## DIRECTION:
Read the listing and extract each line that includes the word "spread".

## SOURCE DATA:
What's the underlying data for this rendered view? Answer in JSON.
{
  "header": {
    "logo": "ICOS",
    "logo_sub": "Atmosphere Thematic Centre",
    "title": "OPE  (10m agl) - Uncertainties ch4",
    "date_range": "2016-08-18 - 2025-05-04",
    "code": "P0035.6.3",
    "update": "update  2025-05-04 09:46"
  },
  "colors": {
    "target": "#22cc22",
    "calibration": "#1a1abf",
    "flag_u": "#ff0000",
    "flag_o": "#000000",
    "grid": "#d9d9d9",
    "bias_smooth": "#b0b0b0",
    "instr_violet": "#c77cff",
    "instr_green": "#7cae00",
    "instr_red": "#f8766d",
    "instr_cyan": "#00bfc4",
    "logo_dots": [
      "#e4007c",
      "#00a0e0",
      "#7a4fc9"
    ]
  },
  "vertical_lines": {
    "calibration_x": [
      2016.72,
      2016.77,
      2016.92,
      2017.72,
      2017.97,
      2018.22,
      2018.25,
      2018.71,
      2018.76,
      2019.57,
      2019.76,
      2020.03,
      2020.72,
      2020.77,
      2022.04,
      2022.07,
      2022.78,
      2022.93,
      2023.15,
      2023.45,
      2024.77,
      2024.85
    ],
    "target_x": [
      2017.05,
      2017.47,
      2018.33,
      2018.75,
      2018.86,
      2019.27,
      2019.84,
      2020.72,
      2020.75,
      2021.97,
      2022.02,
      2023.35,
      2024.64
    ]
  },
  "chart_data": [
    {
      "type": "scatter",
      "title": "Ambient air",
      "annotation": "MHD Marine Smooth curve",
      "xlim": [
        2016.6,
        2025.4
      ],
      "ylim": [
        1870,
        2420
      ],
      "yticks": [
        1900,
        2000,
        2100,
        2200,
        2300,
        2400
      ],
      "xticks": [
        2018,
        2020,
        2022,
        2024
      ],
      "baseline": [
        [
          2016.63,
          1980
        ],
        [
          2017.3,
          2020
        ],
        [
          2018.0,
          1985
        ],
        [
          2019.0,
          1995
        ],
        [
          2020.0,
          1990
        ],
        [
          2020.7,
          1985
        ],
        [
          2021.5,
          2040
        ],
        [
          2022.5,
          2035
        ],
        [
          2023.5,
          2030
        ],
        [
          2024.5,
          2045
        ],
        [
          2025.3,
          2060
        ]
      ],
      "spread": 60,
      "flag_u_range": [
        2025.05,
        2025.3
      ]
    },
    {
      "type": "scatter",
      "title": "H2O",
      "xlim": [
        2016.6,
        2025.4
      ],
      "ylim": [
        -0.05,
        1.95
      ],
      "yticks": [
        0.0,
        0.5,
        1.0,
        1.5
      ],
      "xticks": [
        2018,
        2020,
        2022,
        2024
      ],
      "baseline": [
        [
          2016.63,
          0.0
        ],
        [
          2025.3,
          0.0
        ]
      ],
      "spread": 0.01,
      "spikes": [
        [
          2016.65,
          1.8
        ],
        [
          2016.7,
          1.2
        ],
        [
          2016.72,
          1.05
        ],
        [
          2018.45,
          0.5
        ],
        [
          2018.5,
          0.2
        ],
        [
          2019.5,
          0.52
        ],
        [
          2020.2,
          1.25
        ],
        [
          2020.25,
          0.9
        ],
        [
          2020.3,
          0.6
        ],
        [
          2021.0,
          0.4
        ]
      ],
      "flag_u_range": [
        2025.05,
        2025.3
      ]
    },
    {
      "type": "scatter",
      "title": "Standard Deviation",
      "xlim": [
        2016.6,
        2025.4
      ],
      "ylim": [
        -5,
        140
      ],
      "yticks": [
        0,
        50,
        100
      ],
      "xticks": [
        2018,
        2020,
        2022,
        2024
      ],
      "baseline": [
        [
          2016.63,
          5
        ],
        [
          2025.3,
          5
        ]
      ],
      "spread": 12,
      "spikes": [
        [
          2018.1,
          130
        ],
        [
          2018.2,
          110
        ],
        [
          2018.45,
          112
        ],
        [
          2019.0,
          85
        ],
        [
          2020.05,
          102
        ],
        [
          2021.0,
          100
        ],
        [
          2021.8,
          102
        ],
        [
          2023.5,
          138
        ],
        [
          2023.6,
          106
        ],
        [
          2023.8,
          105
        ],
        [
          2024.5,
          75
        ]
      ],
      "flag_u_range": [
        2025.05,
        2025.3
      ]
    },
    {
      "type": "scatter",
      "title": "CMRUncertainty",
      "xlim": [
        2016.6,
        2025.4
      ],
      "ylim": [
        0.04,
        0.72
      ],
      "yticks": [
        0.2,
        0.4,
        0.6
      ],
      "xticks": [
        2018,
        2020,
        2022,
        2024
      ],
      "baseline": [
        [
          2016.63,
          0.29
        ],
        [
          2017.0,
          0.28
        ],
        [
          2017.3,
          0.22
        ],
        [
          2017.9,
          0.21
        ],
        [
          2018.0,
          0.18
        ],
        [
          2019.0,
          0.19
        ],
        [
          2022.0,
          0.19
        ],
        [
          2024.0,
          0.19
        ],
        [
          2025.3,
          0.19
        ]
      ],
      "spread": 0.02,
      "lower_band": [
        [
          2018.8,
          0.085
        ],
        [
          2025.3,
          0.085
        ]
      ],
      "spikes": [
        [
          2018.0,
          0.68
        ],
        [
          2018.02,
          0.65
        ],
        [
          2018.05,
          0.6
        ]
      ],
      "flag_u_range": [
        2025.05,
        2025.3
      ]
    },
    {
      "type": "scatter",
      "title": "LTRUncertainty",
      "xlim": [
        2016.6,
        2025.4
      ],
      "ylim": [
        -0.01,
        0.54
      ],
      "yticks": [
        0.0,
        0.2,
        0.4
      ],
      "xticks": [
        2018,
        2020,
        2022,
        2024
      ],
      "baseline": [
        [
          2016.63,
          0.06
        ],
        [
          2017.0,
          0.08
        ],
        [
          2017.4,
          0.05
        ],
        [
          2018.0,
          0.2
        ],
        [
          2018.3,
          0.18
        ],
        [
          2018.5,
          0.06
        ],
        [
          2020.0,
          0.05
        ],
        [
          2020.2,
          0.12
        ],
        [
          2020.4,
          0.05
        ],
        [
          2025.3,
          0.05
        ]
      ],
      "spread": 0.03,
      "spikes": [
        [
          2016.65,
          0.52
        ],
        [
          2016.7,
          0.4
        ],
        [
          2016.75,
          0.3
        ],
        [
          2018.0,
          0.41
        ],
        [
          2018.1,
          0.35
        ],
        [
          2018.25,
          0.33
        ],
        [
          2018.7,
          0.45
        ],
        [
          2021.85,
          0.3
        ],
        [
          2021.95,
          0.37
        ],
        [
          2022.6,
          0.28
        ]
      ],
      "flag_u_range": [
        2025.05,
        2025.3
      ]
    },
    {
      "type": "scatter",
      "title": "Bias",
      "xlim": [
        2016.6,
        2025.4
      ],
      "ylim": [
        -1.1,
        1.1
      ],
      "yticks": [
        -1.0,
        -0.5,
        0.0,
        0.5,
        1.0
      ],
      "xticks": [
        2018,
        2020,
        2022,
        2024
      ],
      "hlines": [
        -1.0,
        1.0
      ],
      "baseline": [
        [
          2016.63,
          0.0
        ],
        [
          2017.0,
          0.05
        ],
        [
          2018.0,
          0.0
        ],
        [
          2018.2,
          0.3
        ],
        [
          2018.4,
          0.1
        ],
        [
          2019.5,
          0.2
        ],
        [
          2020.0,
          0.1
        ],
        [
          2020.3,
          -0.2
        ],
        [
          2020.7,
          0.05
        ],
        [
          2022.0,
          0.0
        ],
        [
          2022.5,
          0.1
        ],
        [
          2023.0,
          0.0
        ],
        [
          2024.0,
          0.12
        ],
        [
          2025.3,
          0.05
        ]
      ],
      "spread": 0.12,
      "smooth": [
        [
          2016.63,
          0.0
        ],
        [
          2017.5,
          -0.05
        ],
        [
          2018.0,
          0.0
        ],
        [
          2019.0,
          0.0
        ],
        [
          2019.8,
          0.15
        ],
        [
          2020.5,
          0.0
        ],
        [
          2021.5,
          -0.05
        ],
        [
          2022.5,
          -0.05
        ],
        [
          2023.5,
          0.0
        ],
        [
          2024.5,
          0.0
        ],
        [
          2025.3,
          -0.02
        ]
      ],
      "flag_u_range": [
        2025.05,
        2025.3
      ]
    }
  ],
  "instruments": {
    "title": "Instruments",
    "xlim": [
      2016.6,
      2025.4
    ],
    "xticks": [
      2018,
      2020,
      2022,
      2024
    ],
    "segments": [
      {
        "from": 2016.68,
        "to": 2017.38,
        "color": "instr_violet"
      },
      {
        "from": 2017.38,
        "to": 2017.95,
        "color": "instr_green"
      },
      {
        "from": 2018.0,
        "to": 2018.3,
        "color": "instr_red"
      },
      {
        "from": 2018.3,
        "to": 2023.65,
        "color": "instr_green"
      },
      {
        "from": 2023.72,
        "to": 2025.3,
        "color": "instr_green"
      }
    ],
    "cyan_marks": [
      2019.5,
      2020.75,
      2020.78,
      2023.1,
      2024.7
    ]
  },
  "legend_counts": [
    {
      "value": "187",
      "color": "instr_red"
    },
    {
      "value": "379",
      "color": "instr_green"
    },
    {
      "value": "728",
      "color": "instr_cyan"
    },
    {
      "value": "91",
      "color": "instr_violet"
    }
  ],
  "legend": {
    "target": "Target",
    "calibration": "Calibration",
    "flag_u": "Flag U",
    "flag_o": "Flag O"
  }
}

## ANSWER TO THIS TASK:
      "spread": 60,
      "spread": 0.01,
      "spread": 12,
      "spread": 0.02,
      "spread": 0.03,
      "spread": 0.12,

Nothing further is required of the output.